[start RECORDS FOR THIS TASK]

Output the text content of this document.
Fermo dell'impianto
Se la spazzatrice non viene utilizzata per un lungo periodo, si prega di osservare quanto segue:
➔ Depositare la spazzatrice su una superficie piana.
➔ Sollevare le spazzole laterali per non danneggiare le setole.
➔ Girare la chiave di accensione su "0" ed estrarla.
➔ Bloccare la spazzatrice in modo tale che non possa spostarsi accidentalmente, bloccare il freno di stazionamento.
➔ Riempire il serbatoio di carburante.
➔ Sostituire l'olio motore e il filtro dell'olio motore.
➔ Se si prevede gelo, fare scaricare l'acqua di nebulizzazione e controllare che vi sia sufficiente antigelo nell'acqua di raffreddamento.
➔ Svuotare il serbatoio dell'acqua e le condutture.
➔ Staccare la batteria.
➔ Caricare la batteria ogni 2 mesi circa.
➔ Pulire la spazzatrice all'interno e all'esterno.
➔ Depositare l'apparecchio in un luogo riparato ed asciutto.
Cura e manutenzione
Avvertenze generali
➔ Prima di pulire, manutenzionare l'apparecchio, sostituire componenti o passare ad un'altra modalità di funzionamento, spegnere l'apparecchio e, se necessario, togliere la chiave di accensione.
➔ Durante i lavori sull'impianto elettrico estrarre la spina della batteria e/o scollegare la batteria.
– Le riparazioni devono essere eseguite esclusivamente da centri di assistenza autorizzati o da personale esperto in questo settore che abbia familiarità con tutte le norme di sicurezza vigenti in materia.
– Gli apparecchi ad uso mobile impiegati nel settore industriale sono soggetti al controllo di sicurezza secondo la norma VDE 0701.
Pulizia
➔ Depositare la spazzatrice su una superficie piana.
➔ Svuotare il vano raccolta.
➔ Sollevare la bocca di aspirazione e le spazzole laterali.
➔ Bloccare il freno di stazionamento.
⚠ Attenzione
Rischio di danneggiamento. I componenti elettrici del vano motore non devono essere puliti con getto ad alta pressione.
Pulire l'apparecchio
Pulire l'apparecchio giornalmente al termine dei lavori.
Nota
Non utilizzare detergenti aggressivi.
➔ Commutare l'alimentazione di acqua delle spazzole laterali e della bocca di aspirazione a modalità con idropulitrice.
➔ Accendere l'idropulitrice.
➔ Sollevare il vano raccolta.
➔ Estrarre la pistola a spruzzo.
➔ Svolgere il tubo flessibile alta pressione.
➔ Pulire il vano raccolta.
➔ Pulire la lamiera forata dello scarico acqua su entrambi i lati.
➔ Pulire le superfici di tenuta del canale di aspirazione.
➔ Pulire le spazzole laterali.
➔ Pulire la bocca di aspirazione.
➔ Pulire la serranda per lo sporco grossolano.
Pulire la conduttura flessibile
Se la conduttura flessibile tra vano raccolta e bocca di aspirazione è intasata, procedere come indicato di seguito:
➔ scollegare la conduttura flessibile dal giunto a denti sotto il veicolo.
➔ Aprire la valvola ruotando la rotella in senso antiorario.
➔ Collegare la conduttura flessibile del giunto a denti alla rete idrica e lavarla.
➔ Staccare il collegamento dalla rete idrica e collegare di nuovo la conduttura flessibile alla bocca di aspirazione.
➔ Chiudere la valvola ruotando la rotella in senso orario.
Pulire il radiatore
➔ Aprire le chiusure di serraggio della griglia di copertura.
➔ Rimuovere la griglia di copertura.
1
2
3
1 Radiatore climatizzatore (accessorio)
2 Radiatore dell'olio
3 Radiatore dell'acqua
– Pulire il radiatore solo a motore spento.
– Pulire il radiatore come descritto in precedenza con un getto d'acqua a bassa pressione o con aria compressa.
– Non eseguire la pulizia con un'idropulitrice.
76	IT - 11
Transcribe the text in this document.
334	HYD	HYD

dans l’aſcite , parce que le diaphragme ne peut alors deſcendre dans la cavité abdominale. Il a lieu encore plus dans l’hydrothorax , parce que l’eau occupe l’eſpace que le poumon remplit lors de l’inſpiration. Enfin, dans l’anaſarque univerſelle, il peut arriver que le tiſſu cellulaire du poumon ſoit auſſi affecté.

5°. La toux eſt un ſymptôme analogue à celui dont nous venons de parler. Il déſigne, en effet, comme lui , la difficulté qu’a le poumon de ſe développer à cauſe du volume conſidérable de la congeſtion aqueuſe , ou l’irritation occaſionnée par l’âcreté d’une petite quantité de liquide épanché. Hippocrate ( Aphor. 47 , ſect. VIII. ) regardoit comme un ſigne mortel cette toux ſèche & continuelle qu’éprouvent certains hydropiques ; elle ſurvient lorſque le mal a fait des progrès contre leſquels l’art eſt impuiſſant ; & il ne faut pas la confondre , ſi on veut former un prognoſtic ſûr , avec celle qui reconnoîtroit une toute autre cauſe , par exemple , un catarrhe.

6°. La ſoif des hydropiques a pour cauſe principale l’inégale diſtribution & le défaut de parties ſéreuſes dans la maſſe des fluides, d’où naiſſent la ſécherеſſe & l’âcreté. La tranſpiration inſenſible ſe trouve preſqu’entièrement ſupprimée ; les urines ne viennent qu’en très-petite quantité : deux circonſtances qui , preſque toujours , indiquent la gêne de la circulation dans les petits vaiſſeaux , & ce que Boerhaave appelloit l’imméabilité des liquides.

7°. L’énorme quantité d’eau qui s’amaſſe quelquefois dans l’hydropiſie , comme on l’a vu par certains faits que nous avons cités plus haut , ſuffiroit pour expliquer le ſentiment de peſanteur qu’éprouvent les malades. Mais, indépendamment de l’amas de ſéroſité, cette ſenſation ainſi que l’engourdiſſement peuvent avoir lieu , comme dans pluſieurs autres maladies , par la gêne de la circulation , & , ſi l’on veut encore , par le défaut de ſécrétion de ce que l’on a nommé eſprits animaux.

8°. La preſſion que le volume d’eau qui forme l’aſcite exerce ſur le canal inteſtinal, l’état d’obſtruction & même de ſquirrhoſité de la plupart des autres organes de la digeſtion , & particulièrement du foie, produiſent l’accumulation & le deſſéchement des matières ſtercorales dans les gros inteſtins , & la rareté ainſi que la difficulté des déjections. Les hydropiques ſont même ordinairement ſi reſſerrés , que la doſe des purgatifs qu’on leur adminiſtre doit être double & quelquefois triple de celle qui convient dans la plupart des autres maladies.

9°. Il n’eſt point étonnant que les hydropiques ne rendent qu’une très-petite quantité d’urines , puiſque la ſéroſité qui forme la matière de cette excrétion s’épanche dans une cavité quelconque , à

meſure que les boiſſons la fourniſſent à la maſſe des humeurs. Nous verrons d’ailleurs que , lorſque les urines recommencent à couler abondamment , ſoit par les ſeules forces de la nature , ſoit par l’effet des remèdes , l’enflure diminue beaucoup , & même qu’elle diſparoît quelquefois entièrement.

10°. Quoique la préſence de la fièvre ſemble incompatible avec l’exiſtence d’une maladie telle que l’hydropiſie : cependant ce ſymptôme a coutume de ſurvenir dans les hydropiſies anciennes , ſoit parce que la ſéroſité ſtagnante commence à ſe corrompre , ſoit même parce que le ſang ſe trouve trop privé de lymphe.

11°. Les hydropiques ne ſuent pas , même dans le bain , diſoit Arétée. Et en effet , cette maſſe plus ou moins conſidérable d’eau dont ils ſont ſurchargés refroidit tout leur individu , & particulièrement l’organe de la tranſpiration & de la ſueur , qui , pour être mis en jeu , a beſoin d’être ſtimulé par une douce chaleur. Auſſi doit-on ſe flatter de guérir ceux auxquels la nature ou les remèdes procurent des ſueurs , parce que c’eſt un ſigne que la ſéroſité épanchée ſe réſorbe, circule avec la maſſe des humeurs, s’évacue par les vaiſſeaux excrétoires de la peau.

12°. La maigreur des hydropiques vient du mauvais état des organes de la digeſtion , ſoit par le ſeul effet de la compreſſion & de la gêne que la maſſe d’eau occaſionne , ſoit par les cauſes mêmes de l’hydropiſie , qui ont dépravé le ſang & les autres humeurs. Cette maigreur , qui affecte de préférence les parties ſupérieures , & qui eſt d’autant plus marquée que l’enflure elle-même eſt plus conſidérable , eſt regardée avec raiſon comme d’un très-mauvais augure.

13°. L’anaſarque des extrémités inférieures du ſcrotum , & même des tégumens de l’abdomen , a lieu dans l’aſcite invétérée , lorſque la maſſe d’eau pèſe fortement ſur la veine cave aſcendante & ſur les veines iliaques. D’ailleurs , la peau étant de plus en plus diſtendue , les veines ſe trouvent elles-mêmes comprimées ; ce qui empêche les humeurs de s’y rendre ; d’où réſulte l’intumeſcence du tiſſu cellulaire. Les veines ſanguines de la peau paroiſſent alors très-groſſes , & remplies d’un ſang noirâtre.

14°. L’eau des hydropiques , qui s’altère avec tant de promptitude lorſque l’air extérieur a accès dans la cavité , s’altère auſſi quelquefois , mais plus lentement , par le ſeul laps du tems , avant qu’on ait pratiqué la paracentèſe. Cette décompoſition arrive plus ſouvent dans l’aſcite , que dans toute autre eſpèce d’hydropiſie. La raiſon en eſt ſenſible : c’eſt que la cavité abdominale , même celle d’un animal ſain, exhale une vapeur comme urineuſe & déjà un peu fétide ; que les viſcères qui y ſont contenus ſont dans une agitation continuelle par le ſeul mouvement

[end RECORDS FOR THIS TASK]

### DIRECTIONS:
Lines containing the string "scollegare" are to be selected and copied.

### COMPLETE ANSWER:
➔ Durante i lavori sull'impianto elettrico estrarre la spina della batteria e/o scollegare la batteria.
➔ scollegare la conduttura flessibile dal giunto a denti sotto il veicolo.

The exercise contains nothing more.